Extract START

Some years ago my youngest son Gary, a true Fernald fan, placed Alvin's name on the internet. Since then I have been enjoying one of the greatest thrills of my 85 years of life: Almost daily I have been receiving e-mail fan letters from adults who read my books 40 or more years ago. What joy! Here are just a few of their comments:
"Alvin's Secret Code was the book that hooked me into reading the whole series. My father and I made code wheels and scytales sitting at the dining table. We also practiced inventing and solving ciphers--one of my favorite memories."
"Your books had such a fundamental influence on my current makeup that it is rather like trying to put into words what my DNA means to me."

Extract END
Information given START

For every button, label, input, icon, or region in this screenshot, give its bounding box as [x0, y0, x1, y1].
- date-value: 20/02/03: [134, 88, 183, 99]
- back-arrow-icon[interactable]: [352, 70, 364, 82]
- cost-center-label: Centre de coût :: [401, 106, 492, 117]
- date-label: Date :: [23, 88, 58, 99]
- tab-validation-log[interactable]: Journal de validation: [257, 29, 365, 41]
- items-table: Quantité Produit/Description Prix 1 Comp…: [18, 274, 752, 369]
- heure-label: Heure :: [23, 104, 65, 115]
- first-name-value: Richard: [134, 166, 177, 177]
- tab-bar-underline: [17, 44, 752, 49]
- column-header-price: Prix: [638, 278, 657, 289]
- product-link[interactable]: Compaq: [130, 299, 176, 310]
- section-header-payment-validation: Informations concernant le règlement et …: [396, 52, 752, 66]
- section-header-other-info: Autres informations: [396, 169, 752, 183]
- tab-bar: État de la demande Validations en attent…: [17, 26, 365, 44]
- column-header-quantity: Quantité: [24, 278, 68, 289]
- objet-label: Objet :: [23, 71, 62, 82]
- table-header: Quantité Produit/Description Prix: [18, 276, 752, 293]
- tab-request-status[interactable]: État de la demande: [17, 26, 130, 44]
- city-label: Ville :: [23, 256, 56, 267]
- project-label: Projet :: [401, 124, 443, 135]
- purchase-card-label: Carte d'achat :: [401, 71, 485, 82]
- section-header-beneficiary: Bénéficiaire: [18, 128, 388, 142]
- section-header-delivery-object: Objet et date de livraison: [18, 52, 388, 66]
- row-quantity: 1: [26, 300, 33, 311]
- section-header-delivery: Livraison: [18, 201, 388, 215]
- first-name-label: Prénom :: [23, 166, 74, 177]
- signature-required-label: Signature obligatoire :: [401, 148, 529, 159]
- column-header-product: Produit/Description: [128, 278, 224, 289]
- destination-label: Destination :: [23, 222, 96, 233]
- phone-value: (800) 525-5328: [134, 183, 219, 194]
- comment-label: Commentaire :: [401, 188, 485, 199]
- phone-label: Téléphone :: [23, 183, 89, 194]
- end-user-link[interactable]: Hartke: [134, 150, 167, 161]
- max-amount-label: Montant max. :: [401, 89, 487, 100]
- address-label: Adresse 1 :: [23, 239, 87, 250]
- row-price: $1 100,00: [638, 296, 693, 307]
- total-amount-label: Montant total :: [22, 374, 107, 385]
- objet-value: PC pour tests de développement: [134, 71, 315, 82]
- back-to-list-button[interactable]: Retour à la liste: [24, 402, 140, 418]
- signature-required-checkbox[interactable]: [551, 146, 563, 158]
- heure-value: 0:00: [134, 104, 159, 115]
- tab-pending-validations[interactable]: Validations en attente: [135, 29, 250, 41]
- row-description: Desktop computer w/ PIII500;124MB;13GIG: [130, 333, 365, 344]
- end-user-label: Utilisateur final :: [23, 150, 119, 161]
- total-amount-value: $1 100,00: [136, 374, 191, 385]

Information given END

◆ **List of tasks**:
[A] In the text about the fan letters, what did the writer and their father make together at the dining table?
[B] Continue the text about the Alvin fan letters, picking up after its final sentence.

◆ **Answers below**:
[A] Code wheels and scytales.

[B]
"Recently my brother and I (ages 33 and 31) bought some Alvin Fernald books at a used book sale. We loved those books in grade school, some 20 years ago, and reading them, were inspired to dig out the copies of the titles we already owned. Craving still more, we even went to the local elementary school and checked out the remaining Alvin titles. In short, for the past two weeks we have been on an Alvin Fernald binge, rereading some of our favorite books of all times, and finding that, unlike many things from grade school, they hold up as well as ever."
"I'm 34 years old and I have an eight-year-old daughter. We are just about to finish reading The Marvelous Inventions of Alvin Fernald. I kept my hardback copy for over 30 years just to share this wonderful story with my kids."
"When I grew up in Ossining, NY, I read your books constantly. I spent countless nights waiting for my parents to go downstairs so that I could open my bedroom door wide enough to read Alvin books by the light from the hallway. From seven years old onwards I haunted the library's book sales each year, buying worn Alvin Fernald discards for 25 carefully saved pennies apiece."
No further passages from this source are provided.